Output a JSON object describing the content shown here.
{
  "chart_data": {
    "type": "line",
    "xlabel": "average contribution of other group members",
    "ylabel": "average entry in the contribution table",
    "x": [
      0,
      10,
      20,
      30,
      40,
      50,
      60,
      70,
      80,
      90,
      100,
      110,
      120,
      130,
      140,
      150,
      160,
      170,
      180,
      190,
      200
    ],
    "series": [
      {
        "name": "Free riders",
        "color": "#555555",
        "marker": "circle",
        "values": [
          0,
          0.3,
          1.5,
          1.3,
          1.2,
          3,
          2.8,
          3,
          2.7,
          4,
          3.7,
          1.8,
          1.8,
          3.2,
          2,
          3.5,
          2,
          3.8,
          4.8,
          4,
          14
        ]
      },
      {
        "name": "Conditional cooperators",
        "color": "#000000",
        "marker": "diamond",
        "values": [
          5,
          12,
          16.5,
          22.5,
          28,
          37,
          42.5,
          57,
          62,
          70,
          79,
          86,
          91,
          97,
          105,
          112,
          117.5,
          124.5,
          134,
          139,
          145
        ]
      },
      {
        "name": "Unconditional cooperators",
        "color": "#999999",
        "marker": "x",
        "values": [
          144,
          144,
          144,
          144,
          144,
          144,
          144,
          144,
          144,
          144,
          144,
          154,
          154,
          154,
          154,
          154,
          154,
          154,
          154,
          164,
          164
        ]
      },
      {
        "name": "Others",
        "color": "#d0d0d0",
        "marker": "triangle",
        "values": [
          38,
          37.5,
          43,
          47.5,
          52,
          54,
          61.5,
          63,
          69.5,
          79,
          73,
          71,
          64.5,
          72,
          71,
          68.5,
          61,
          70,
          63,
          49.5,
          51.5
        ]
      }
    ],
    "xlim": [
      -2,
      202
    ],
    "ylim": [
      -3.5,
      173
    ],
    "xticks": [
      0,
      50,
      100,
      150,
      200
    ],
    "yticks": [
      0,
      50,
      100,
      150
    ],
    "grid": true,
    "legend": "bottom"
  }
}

= = = =

#### [Task to carry out]
Every line above should be retyped exactly as given.

#### [Final answer]
Output a JSON object describing the content shown here.
{
  "chart_data": {
    "type": "line",
    "xlabel": "average contribution of other group members",
    "ylabel": "average entry in the contribution table",
    "x": [
      0,
      10,
      20,
      30,
      40,
      50,
      60,
      70,
      80,
      90,
      100,
      110,
      120,
      130,
      140,
      150,
      160,
      170,
      180,
      190,
      200
    ],
    "series": [
      {
        "name": "Free riders",
        "color": "#555555",
        "marker": "circle",
        "values": [
          0,
          0.3,
          1.5,
          1.3,
          1.2,
          3,
          2.8,
          3,
          2.7,
          4,
          3.7,
          1.8,
          1.8,
          3.2,
          2,
          3.5,
          2,
          3.8,
          4.8,
          4,
          14
        ]
      },
      {
        "name": "Conditional cooperators",
        "color": "#000000",
        "marker": "diamond",
        "values": [
          5,
          12,
          16.5,
          22.5,
          28,
          37,
          42.5,
          57,
          62,
          70,
          79,
          86,
          91,
          97,
          105,
          112,
          117.5,
          124.5,
          134,
          139,
          145
        ]
      },
      {
        "name": "Unconditional cooperators",
        "color": "#999999",
        "marker": "x",
        "values": [
          144,
          144,
          144,
          144,
          144,
          144,
          144,
          144,
          144,
          144,
          144,
          154,
          154,
          154,
          154,
          154,
          154,
          154,
          154,
          164,
          164
        ]
      },
      {
        "name": "Others",
        "color": "#d0d0d0",
        "marker": "triangle",
        "values": [
          38,
          37.5,
          43,
          47.5,
          52,
          54,
          61.5,
          63,
          69.5,
          79,
          73,
          71,
          64.5,
          72,
          71,
          68.5,
          61,
          70,
          63,
          49.5,
          51.5
        ]
      }
    ],
    "xlim": [
      -2,
      202
    ],
    "ylim": [
      -3.5,
      173
    ],
    "xticks": [
      0,
      50,
      100,
      150,
      200
    ],
    "yticks": [
      0,
      50,
      100,
      150
    ],
    "grid": true,
    "legend": "bottom"
  }
}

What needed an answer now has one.